**SET PROBLEM**:
Copy every line of the data that includes the string "PRÍPOJKA".

**DATA FOR PROCESSING**:

──────────

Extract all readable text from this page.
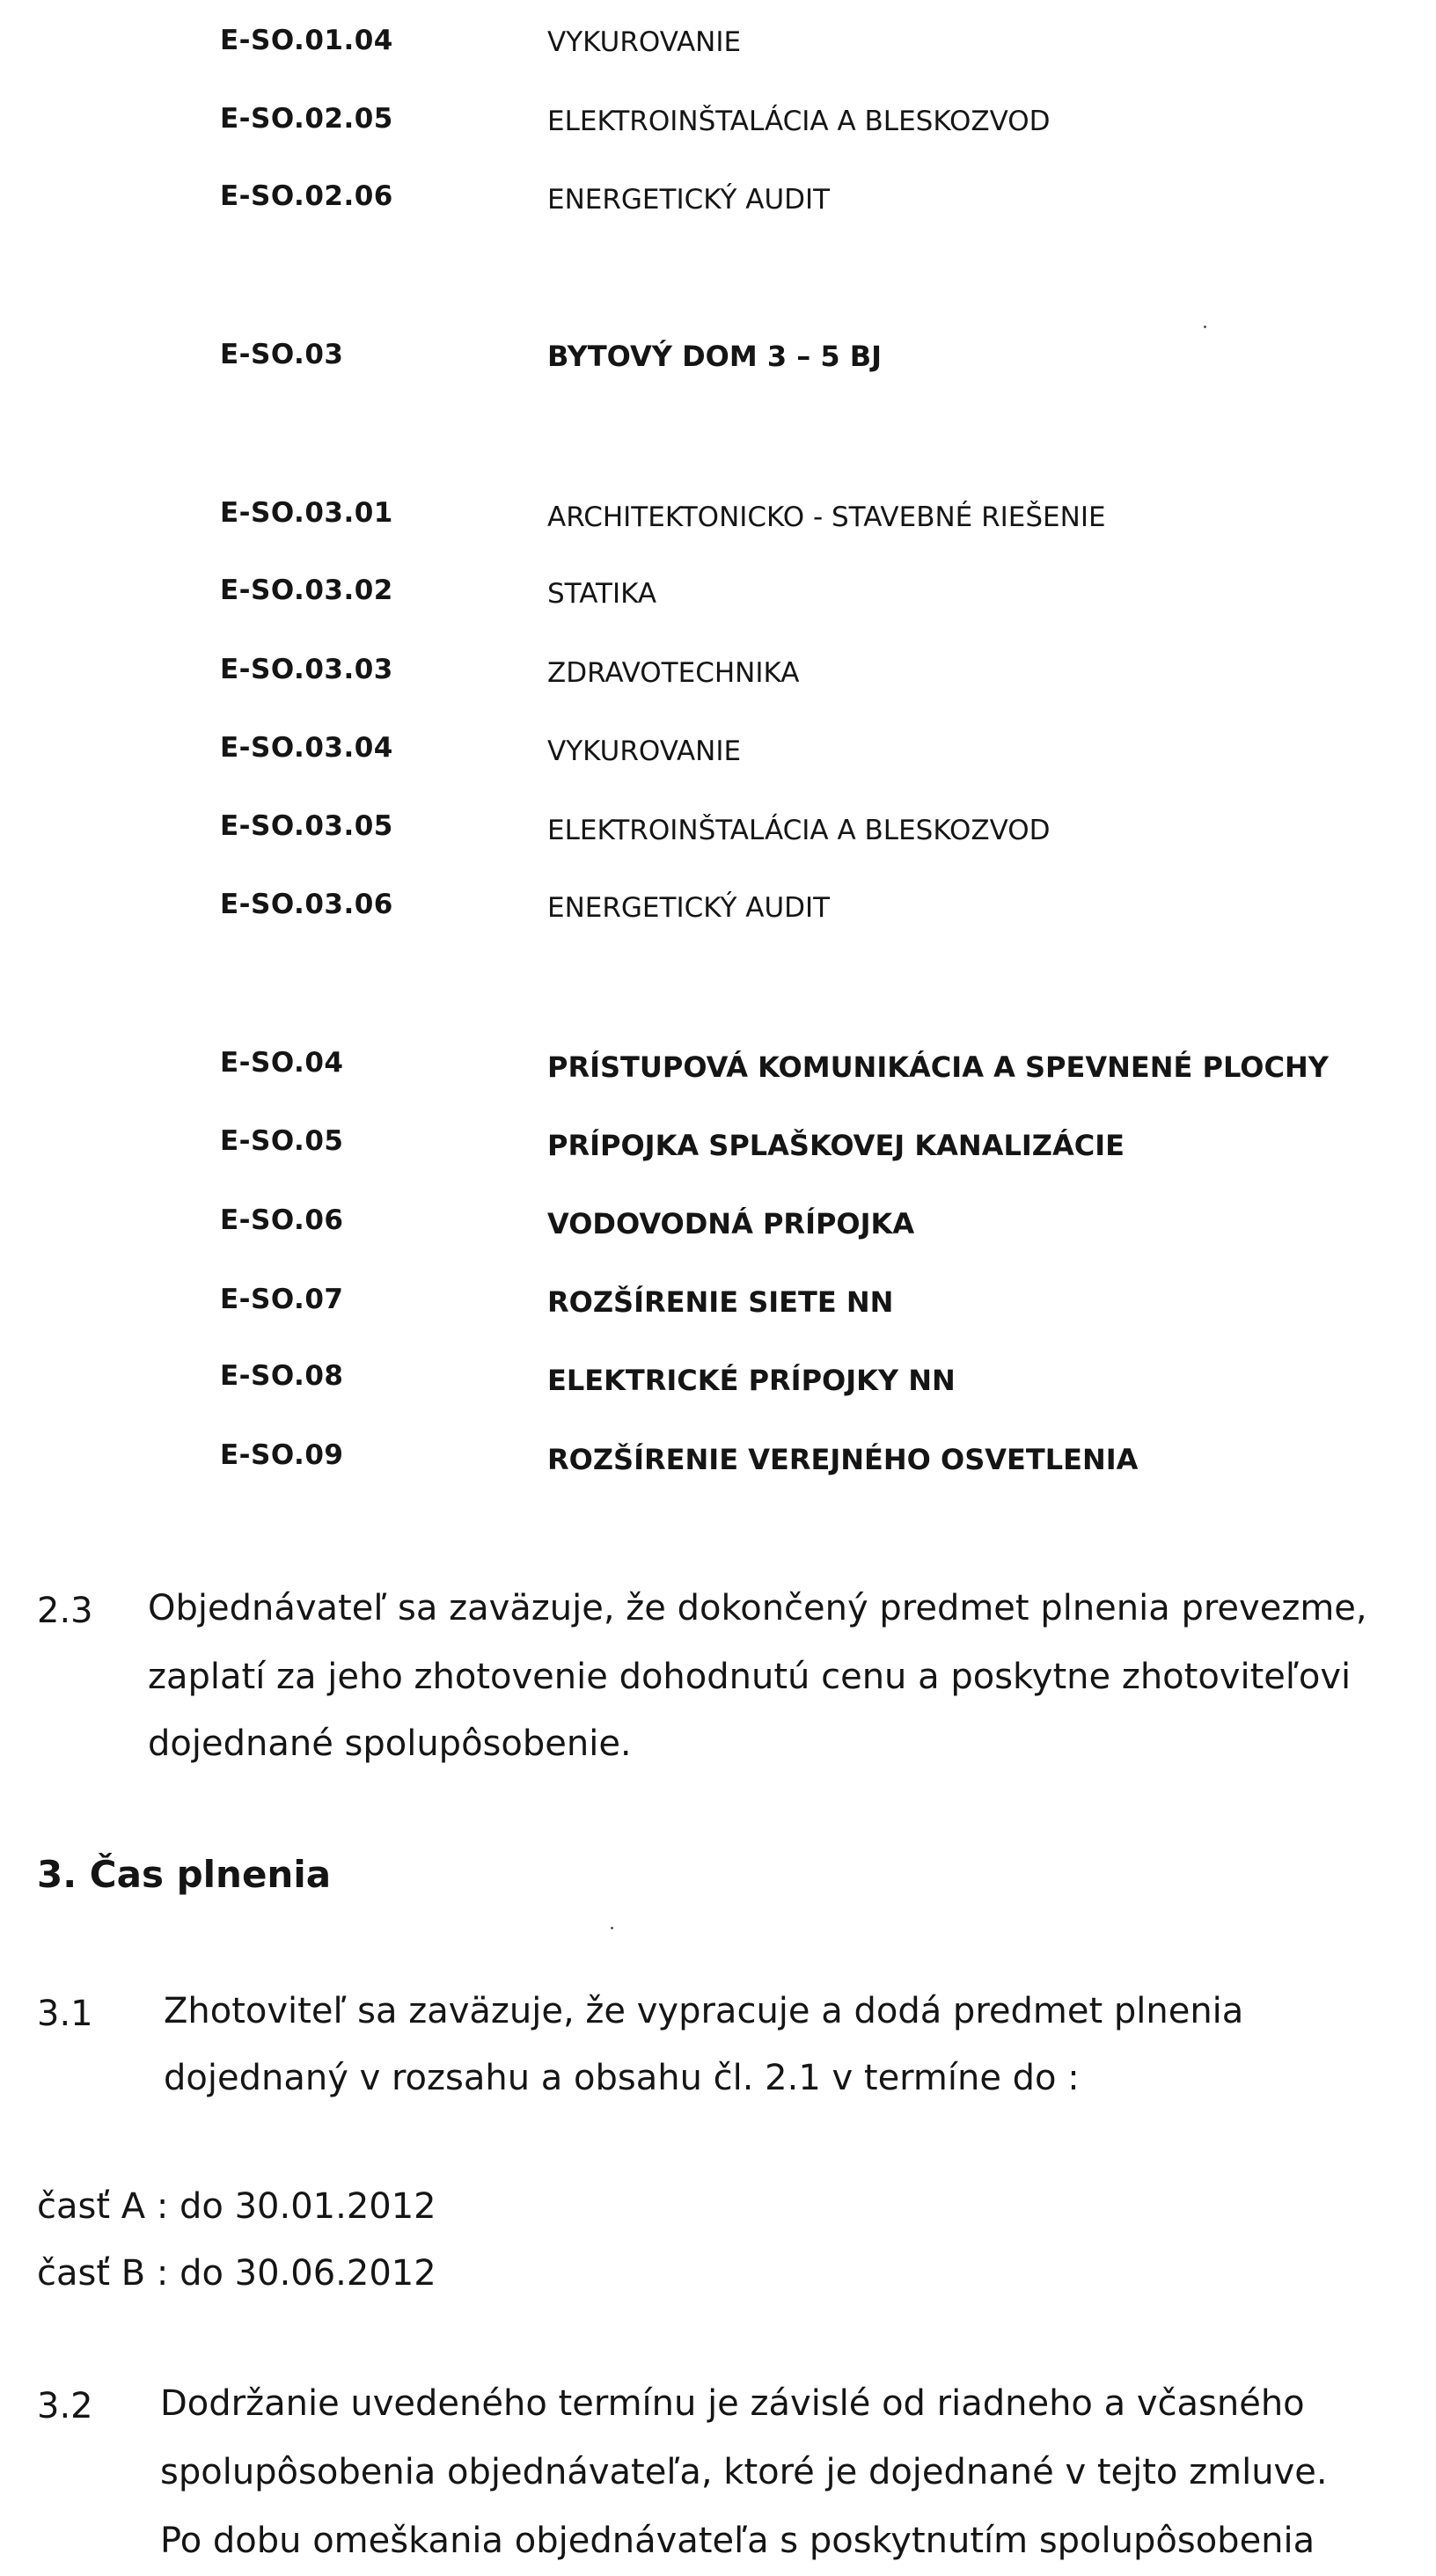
E-SO.01.04	VYKUROVANIE
E-SO.02.05	ELEKTROINŠTALÁCIA A BLESKOZVOD
E-SO.02.06	ENERGETICKÝ AUDIT
E-SO.03	BYTOVÝ DOM 3 – 5 BJ
E-SO.03.01	ARCHITEKTONICKO - STAVEBNÉ RIEŠENIE
E-SO.03.02	STATIKA
E-SO.03.03	ZDRAVOTECHNIKA
E-SO.03.04	VYKUROVANIE
E-SO.03.05	ELEKTROINŠTALÁCIA A BLESKOZVOD
E-SO.03.06	ENERGETICKÝ AUDIT
E-SO.04	PRÍSTUPOVÁ KOMUNIKÁCIA A SPEVNENÉ PLOCHY
E-SO.05	PRÍPOJKA SPLAŠKOVEJ KANALIZÁCIE
E-SO.06	VODOVODNÁ PRÍPOJKA
E-SO.07	ROZŠÍRENIE SIETE NN
E-SO.08	ELEKTRICKÉ PRÍPOJKY NN
E-SO.09	ROZŠÍRENIE VEREJNÉHO OSVETLENIA
2.3 Objednávateľ sa zaväzuje, že dokončený predmet plnenia prevezme,
zaplatí za jeho zhotovenie dohodnutú cenu a poskytne zhotoviteľovi
dojednané spolupôsobenie.
3. Čas plnenia
3.1 Zhotoviteľ sa zaväzuje, že vypracuje a dodá predmet plnenia
dojednaný v rozsahu a obsahu čl. 2.1 v termíne do :
časť A : do 30.01.2012
časť B : do 30.06.2012
3.2 Dodržanie uvedeného termínu je závislé od riadneho a včasného
spolupôsobenia objednávateľa, ktoré je dojednané v tejto zmluve.
Po dobu omeškania objednávateľa s poskytnutím spolupôsobenia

──────────

**ANSWER TO THIS PROBLEM**:
E-SO.05	PRÍPOJKA SPLAŠKOVEJ KANALIZÁCIE
E-SO.06	VODOVODNÁ PRÍPOJKA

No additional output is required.